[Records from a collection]
╭──

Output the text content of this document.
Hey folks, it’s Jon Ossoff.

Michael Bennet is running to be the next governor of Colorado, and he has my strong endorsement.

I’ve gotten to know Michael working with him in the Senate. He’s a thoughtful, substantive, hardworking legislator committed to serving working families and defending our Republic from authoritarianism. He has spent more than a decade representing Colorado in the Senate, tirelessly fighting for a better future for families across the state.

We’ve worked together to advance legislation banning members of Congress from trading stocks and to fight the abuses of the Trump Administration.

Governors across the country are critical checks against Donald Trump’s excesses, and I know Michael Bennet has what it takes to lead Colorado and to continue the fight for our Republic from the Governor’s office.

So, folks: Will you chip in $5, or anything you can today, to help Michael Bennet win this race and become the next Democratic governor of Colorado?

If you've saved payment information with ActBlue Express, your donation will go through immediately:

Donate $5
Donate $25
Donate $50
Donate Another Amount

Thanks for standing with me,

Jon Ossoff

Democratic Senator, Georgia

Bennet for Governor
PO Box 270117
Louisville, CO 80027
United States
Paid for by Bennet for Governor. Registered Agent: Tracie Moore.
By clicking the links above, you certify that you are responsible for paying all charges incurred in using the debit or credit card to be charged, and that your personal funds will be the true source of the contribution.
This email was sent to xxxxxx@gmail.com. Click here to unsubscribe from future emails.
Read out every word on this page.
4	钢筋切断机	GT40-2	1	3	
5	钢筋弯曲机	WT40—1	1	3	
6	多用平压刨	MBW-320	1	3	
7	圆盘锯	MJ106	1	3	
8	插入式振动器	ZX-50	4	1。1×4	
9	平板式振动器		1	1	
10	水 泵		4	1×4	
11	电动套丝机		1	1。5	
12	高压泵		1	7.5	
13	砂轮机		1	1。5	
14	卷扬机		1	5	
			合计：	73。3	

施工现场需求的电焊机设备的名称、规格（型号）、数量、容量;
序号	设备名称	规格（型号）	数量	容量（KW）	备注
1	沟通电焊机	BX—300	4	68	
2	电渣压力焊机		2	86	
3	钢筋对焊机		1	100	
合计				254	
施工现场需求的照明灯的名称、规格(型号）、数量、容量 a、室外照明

╰──

[GIVEN INSTRUCTION]
Please output the entries above, every line exactly as it reads.

[ANSWER IN FULL]
Output the text content of this document.
Hey folks, it’s Jon Ossoff.

Michael Bennet is running to be the next governor of Colorado, and he has my strong endorsement.

I’ve gotten to know Michael working with him in the Senate. He’s a thoughtful, substantive, hardworking legislator committed to serving working families and defending our Republic from authoritarianism. He has spent more than a decade representing Colorado in the Senate, tirelessly fighting for a better future for families across the state.

We’ve worked together to advance legislation banning members of Congress from trading stocks and to fight the abuses of the Trump Administration.

Governors across the country are critical checks against Donald Trump’s excesses, and I know Michael Bennet has what it takes to lead Colorado and to continue the fight for our Republic from the Governor’s office.

So, folks: Will you chip in $5, or anything you can today, to help Michael Bennet win this race and become the next Democratic governor of Colorado?

If you've saved payment information with ActBlue Express, your donation will go through immediately:

Donate $5
Donate $25
Donate $50
Donate Another Amount

Thanks for standing with me,

Jon Ossoff

Democratic Senator, Georgia

Bennet for Governor
PO Box 270117
Louisville, CO 80027
United States
Paid for by Bennet for Governor. Registered Agent: Tracie Moore.
By clicking the links above, you certify that you are responsible for paying all charges incurred in using the debit or credit card to be charged, and that your personal funds will be the true source of the contribution.
This email was sent to xxxxxx@gmail.com. Click here to unsubscribe from future emails.
Read out every word on this page.
4	钢筋切断机	GT40-2	1	3	
5	钢筋弯曲机	WT40—1	1	3	
6	多用平压刨	MBW-320	1	3	
7	圆盘锯	MJ106	1	3	
8	插入式振动器	ZX-50	4	1。1×4	
9	平板式振动器		1	1	
10	水 泵		4	1×4	
11	电动套丝机		1	1。5	
12	高压泵		1	7.5	
13	砂轮机		1	1。5	
14	卷扬机		1	5	
			合计：	73。3	

施工现场需求的电焊机设备的名称、规格（型号）、数量、容量;
序号	设备名称	规格（型号）	数量	容量（KW）	备注
1	沟通电焊机	BX—300	4	68	
2	电渣压力焊机		2	86	
3	钢筋对焊机		1	100	
合计				254	
施工现场需求的照明灯的名称、规格(型号）、数量、容量 a、室外照明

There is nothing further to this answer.